## Task goal
Find the lines that contain the word "Varied" and copy each one.

(Collection entries)
<<<<

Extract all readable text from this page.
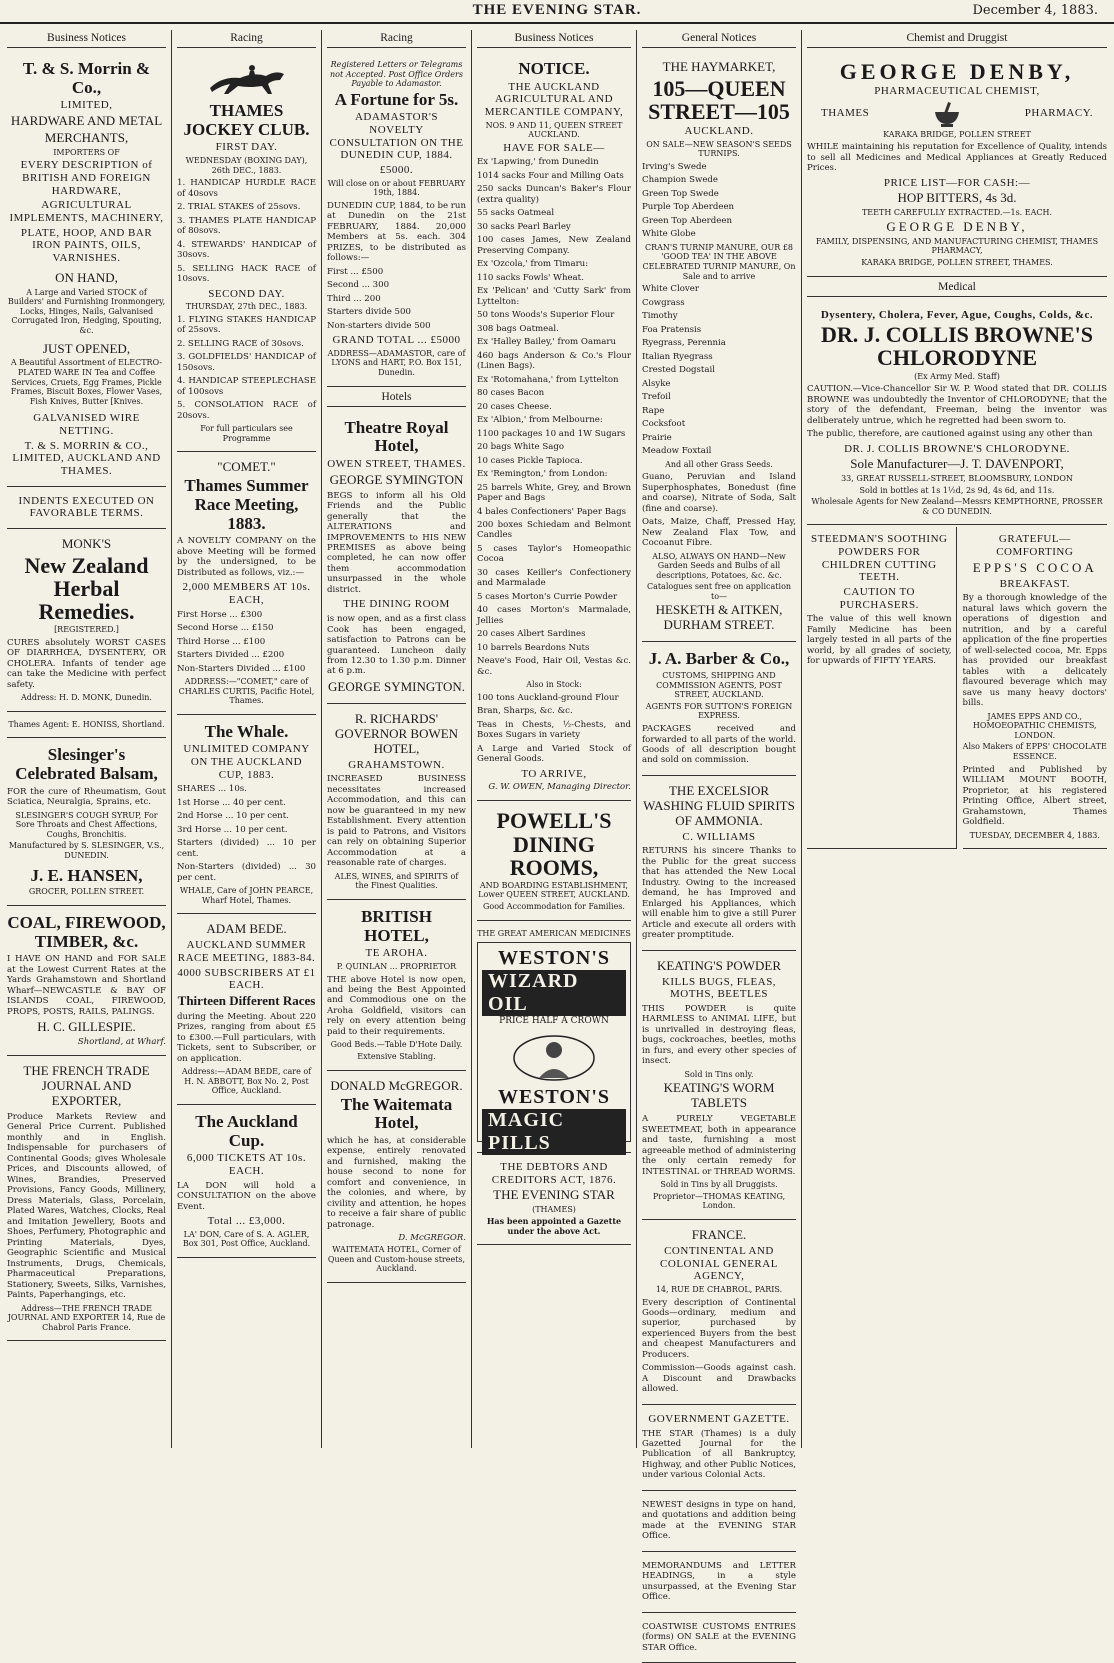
THE EVENING STAR.	December 4, 1883.
Business Notices
T. & S. Morrin & Co.,
LIMITED,
HARDWARE AND METAL
MERCHANTS,
IMPORTERS OF
EVERY DESCRIPTION of BRITISH AND FOREIGN HARDWARE,
AGRICULTURAL IMPLEMENTS, MACHINERY,
PLATE, HOOP, AND BAR IRON PAINTS, OILS, VARNISHES.
ON HAND,
A Large and Varied STOCK of Builders' and Furnishing Ironmongery, Locks, Hinges, Nails, Galvanised Corrugated Iron, Hedging, Spouting, &c.
JUST OPENED,
A Beautiful Assortment of ELECTRO-PLATED WARE IN Tea and Coffee Services, Cruets, Egg Frames, Pickle Frames, Biscuit Boxes, Flower Vases, Fish Knives, Butter [Knives.
GALVANISED WIRE NETTING.
T. & S. MORRIN & CO., LIMITED, AUCKLAND AND THAMES.
INDENTS EXECUTED ON FAVORABLE TERMS.
MONK'S
New Zealand Herbal Remedies.
[REGISTERED.]
CURES absolutely WORST CASES OF DIARRHŒA, DYSENTERY, OR CHOLERA. Infants of tender age can take the Medicine with perfect safety.
Address: H. D. MONK, Dunedin.
Thames Agent: E. HONISS, Shortland.
Slesinger's Celebrated Balsam,
FOR the cure of Rheumatism, Gout Sciatica, Neuralgia, Sprains, etc.
SLESINGER'S COUGH SYRUP, For Sore Throats and Chest Affections, Coughs, Bronchitis.
Manufactured by S. SLESINGER, V.S., DUNEDIN.
J. E. HANSEN,
GROCER, POLLEN STREET.
COAL, FIREWOOD, TIMBER, &c.
I HAVE ON HAND and FOR SALE at the Lowest Current Rates at the Yards Grahamstown and Shortland Wharf—NEWCASTLE & BAY OF ISLANDS COAL, FIREWOOD, PROPS, POSTS, RAILS, PALINGS.
H. C. GILLESPIE.
Shortland, at Wharf.
THE FRENCH TRADE JOURNAL AND EXPORTER,
Produce Markets Review and General Price Current. Published monthly and in English. Indispensable for purchasers of Continental Goods; gives Wholesale Prices, and Discounts allowed, of Wines, Brandies, Preserved Provisions, Fancy Goods, Millinery, Dress Materials, Glass, Porcelain, Plated Wares, Watches, Clocks, Real and Imitation Jewellery, Boots and Shoes, Perfumery, Photographic and Printing Materials, Dyes, Geographic Scientific and Musical Instruments, Drugs, Chemicals, Pharmaceutical Preparations, Stationery, Sweets, Silks, Varnishes, Paints, Paperhangings, etc.
Address—THE FRENCH TRADE JOURNAL AND EXPORTER 14, Rue de Chabrol Paris France.
Racing
THAMES JOCKEY CLUB.
FIRST DAY.
WEDNESDAY (BOXING DAY), 26th DEC., 1883.
1. HANDICAP HURDLE RACE of 40sovs
2. TRIAL STAKES of 25sovs.
3. THAMES PLATE HANDICAP of 80sovs.
4. STEWARDS' HANDICAP of 30sovs.
5. SELLING HACK RACE of 10sovs.
SECOND DAY.
THURSDAY, 27th DEC., 1883.
1. FLYING STAKES HANDICAP of 25sovs.
2. SELLING RACE of 30sovs.
3. GOLDFIELDS' HANDICAP of 150sovs.
4. HANDICAP STEEPLECHASE of 100sovs
5. CONSOLATION RACE of 20sovs.
For full particulars see Programme
"COMET."
Thames Summer Race Meeting, 1883.
A NOVELTY COMPANY on the above Meeting will be formed by the undersigned, to be Distributed as follows, viz.:—
2,000 MEMBERS AT 10s. EACH,
First Horse ... £300
Second Horse ... £150
Third Horse ... £100
Starters Divided ... £200
Non-Starters Divided ... £100
ADDRESS:—"COMET," care of CHARLES CURTIS, Pacific Hotel, Thames.
The Whale.
UNLIMITED COMPANY ON THE AUCKLAND CUP, 1883.
SHARES ... 10s.
1st Horse ... 40 per cent.
2nd Horse ... 10 per cent.
3rd Horse ... 10 per cent.
Starters (divided) ... 10 per cent.
Non-Starters (divided) ... 30 per cent.
WHALE, Care of JOHN PEARCE, Wharf Hotel, Thames.
ADAM BEDE.
AUCKLAND SUMMER RACE MEETING, 1883-84.
4000 SUBSCRIBERS AT £1 EACH.
Thirteen Different Races
during the Meeting. About 220 Prizes, ranging from about £5 to £300.—Full particulars, with Tickets, sent to Subscriber, or on application.
Address:—ADAM BEDE, care of H. N. ABBOTT, Box No. 2, Post Office, Auckland.
The Auckland Cup.
6,000 TICKETS AT 10s. EACH.
LA DON will hold a CONSULTATION on the above Event.
Total ... £3,000.
LA' DON, Care of S. A. AGLER, Box 301, Post Office, Auckland.
Racing
Registered Letters or Telegrams not Accepted. Post Office Orders Payable to Adamastor.
A Fortune for 5s.
ADAMASTOR'S NOVELTY CONSULTATION ON THE DUNEDIN CUP, 1884.
£5000.
Will close on or about FEBRUARY 19th, 1884.
DUNEDIN CUP, 1884, to be run at Dunedin on the 21st FEBRUARY, 1884. 20,000 Members at 5s. each. 304 PRIZES, to be distributed as follows:—
First ... £500
Second ... 300
Third ... 200
Starters divide 500
Non-starters divide 500
GRAND TOTAL ... £5000
ADDRESS—ADAMASTOR, care of LYONS and HART, P.O. Box 151, Dunedin.
Hotels
Theatre Royal Hotel,
OWEN STREET, THAMES.
GEORGE SYMINGTON
BEGS to inform all his Old Friends and the Public generally that the ALTERATIONS and IMPROVEMENTS to HIS NEW PREMISES as above being completed, he can now offer them accommodation unsurpassed in the whole district.
THE DINING ROOM
is now open, and as a first class Cook has been engaged, satisfaction to Patrons can be guaranteed. Luncheon daily from 12.30 to 1.30 p.m. Dinner at 6 p.m.
GEORGE SYMINGTON.
R. RICHARDS' GOVERNOR BOWEN HOTEL,
GRAHAMSTOWN.
INCREASED BUSINESS necessitates increased Accommodation, and this can now be guaranteed in my new Establishment. Every attention is paid to Patrons, and Visitors can rely on obtaining Superior Accommodation at a reasonable rate of charges.
ALES, WINES, and SPIRITS of the Finest Qualities.
BRITISH HOTEL,
TE AROHA.
P. QUINLAN ... PROPRIETOR
THE above Hotel is now open, and being the Best Appointed and Commodious one on the Aroha Goldfield, visitors can rely on every attention being paid to their requirements.
Good Beds.—Table D'Hote Daily.
Extensive Stabling.
DONALD McGREGOR.
The Waitemata Hotel,
which he has, at considerable expense, entirely renovated and furnished, making the house second to none for comfort and convenience, in the colonies, and where, by civility and attention, he hopes to receive a fair share of public patronage.
D. McGREGOR.
WAITEMATA HOTEL, Corner of Queen and Custom-house streets, Auckland.
Business Notices
NOTICE.
THE AUCKLAND AGRICULTURAL AND MERCANTILE COMPANY,
NOS. 9 AND 11, QUEEN STREET AUCKLAND.
HAVE FOR SALE—
Ex 'Lapwing,' from Dunedin
1014 sacks Four and Milling Oats
250 sacks Duncan's Baker's Flour (extra quality)
55 sacks Oatmeal
30 sacks Pearl Barley
100 cases James, New Zealand Preserving Company.
Ex 'Ozcola,' from Timaru:
110 sacks Fowls' Wheat.
Ex 'Pelican' and 'Cutty Sark' from Lyttelton:
50 tons Woods's Superior Flour
308 bags Oatmeal.
Ex 'Halley Bailey,' from Oamaru
460 bags Anderson & Co.'s Flour (Linen Bags).
Ex 'Rotomahana,' from Lyttelton
80 cases Bacon
20 cases Cheese.
Ex 'Albion,' from Melbourne:
1100 packages 10 and 1W Sugars
20 bags White Sago
10 cases Pickle Tapioca.
Ex 'Remington,' from London:
25 barrels White, Grey, and Brown Paper and Bags
4 bales Confectioners' Paper Bags
200 boxes Schiedam and Belmont Candles
5 cases Taylor's Homeopathic Cocoa
30 cases Keiller's Confectionery and Marmalade
5 cases Morton's Currie Powder
40 cases Morton's Marmalade, Jellies
20 cases Albert Sardines
10 barrels Beardons Nuts
Neave's Food, Hair Oil, Vestas &c. &c.
Also in Stock:
100 tons Auckland-ground Flour
Bran, Sharps, &c. &c.
Teas in Chests, ½-Chests, and Boxes Sugars in variety
A Large and Varied Stock of General Goods.
TO ARRIVE,
G. W. OWEN, Managing Director.
POWELL'S DINING ROOMS,
AND BOARDING ESTABLISHMENT, Lower QUEEN STREET, AUCKLAND.
Good Accommodation for Families.
THE GREAT AMERICAN MEDICINES
WESTON'S
WIZARD OIL
PRICE HALF A CROWN
WESTON'S
MAGIC PILLS
THE DEBTORS AND CREDITORS ACT, 1876.
THE EVENING STAR
(THAMES)
Has been appointed a Gazette under the above Act.
General Notices
THE HAYMARKET,
105—QUEEN STREET—105
AUCKLAND.
ON SALE—NEW SEASON'S SEEDS TURNIPS.
Irving's Swede
Champion Swede
Green Top Swede
Purple Top Aberdeen
Green Top Aberdeen
White Globe
CRAN'S TURNIP MANURE, OUR £8 'GOOD TEA' IN THE ABOVE CELEBRATED TURNIP MANURE, On Sale and to arrive
White Clover
Cowgrass
Timothy
Foa Pratensis
Ryegrass, Perennia
Italian Ryegrass
Crested Dogstail
Alsyke
Trefoil
Rape
Cocksfoot
Prairie
Meadow Foxtail
And all other Grass Seeds.
Guano, Peruvian and Island Superphosphates, Bonedust (fine and coarse), Nitrate of Soda, Salt (fine and coarse).
Oats, Maize, Chaff, Pressed Hay, New Zealand Flax Tow, and Cocoanut Fibre.
ALSO, ALWAYS ON HAND—New Garden Seeds and Bulbs of all descriptions, Potatoes, &c. &c.
Catalogues sent free on application to—
HESKETH & AITKEN, DURHAM STREET.
J. A. Barber & Co.,
CUSTOMS, SHIPPING AND COMMISSION AGENTS, POST STREET, AUCKLAND.
AGENTS FOR SUTTON'S FOREIGN EXPRESS.
PACKAGES received and forwarded to all parts of the world. Goods of all description bought and sold on commission.
THE EXCELSIOR WASHING FLUID SPIRITS OF AMMONIA.
C. WILLIAMS
RETURNS his sincere Thanks to the Public for the great success that has attended the New Local Industry. Owing to the increased demand, he has Improved and Enlarged his Appliances, which will enable him to give a still Purer Article and execute all orders with greater promptitude.
KEATING'S POWDER
KILLS BUGS, FLEAS, MOTHS, BEETLES
THIS POWDER is quite HARMLESS to ANIMAL LIFE, but is unrivalled in destroying fleas, bugs, cockroaches, beetles, moths in furs, and every other species of insect.
Sold in Tins only.
KEATING'S WORM TABLETS
A PURELY VEGETABLE SWEETMEAT, both in appearance and taste, furnishing a most agreeable method of administering the only certain remedy for INTESTINAL or THREAD WORMS.
Sold in Tins by all Druggists.
Proprietor—THOMAS KEATING, London.
FRANCE.
CONTINENTAL AND COLONIAL GENERAL AGENCY,
14, RUE DE CHABROL, PARIS.
Every description of Continental Goods—ordinary, medium and superior, purchased by experienced Buyers from the best and cheapest Manufacturers and Producers.
Commission—Goods against cash. A Discount and Drawbacks allowed.
GOVERNMENT GAZETTE.
THE STAR (Thames) is a duly Gazetted Journal for the Publication of all Bankruptcy, Highway, and other Public Notices, under various Colonial Acts.
NEWEST designs in type on hand, and quotations and addition being made at the EVENING STAR Office.
MEMORANDUMS and LETTER HEADINGS, in a style unsurpassed, at the Evening Star Office.
COASTWISE CUSTOMS ENTRIES (forms) ON SALE at the EVENING STAR Office.
Chemist and Druggist
GEORGE DENBY,
PHARMACEUTICAL CHEMIST,
THAMES	PHARMACY.
KARAKA BRIDGE, POLLEN STREET
WHILE maintaining his reputation for Excellence of Quality, intends to sell all Medicines and Medical Appliances at Greatly Reduced Prices.
PRICE LIST—FOR CASH:—
HOP BITTERS, 4s 3d.
TEETH CAREFULLY EXTRACTED.—1s. EACH.
GEORGE DENBY,
FAMILY, DISPENSING, AND MANUFACTURING CHEMIST, THAMES PHARMACY,
KARAKA BRIDGE, POLLEN STREET, THAMES.
Medical
Dysentery, Cholera, Fever, Ague, Coughs, Colds, &c.
DR. J. COLLIS BROWNE'S CHLORODYNE
(Ex Army Med. Staff)
CAUTION.—Vice-Chancellor Sir W. P. Wood stated that DR. COLLIS BROWNE was undoubtedly the Inventor of CHLORODYNE; that the story of the defendant, Freeman, being the inventor was deliberately untrue, which he regretted had been sworn to.
The public, therefore, are cautioned against using any other than
DR. J. COLLIS BROWNE'S CHLORODYNE.
Sole Manufacturer—J. T. DAVENPORT,
33, GREAT RUSSELL-STREET, BLOOMSBURY, LONDON
Sold in bottles at 1s 1½d, 2s 9d, 4s 6d, and 11s.
Wholesale Agents for New Zealand—Messrs KEMPTHORNE, PROSSER & CO DUNEDIN.
STEEDMAN'S SOOTHING POWDERS FOR CHILDREN CUTTING TEETH.
CAUTION TO PURCHASERS.
The value of this well known Family Medicine has been largely tested in all parts of the world, by all grades of society, for upwards of FIFTY YEARS.
GRATEFUL—COMFORTING
EPPS'S COCOA
BREAKFAST.
By a thorough knowledge of the natural laws which govern the operations of digestion and nutrition, and by a careful application of the fine properties of well-selected cocoa, Mr. Epps has provided our breakfast tables with a delicately flavoured beverage which may save us many heavy doctors' bills.
JAMES EPPS AND CO., HOMOEOPATHIC CHEMISTS, LONDON.
Also Makers of EPPS' CHOCOLATE ESSENCE.
Printed and Published by WILLIAM MOUNT BOOTH, Proprietor, at his registered Printing Office, Albert street, Grahamstown, Thames Goldfield.
TUESDAY, DECEMBER 4, 1883.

>>>>

## Solved problem
A Large and Varied STOCK of Builders' and Furnishing Ironmongery, Locks, Hinges, Nails, Galvanised Corrugated Iron, Hedging, Spouting, &c.
A Large and Varied Stock of General Goods.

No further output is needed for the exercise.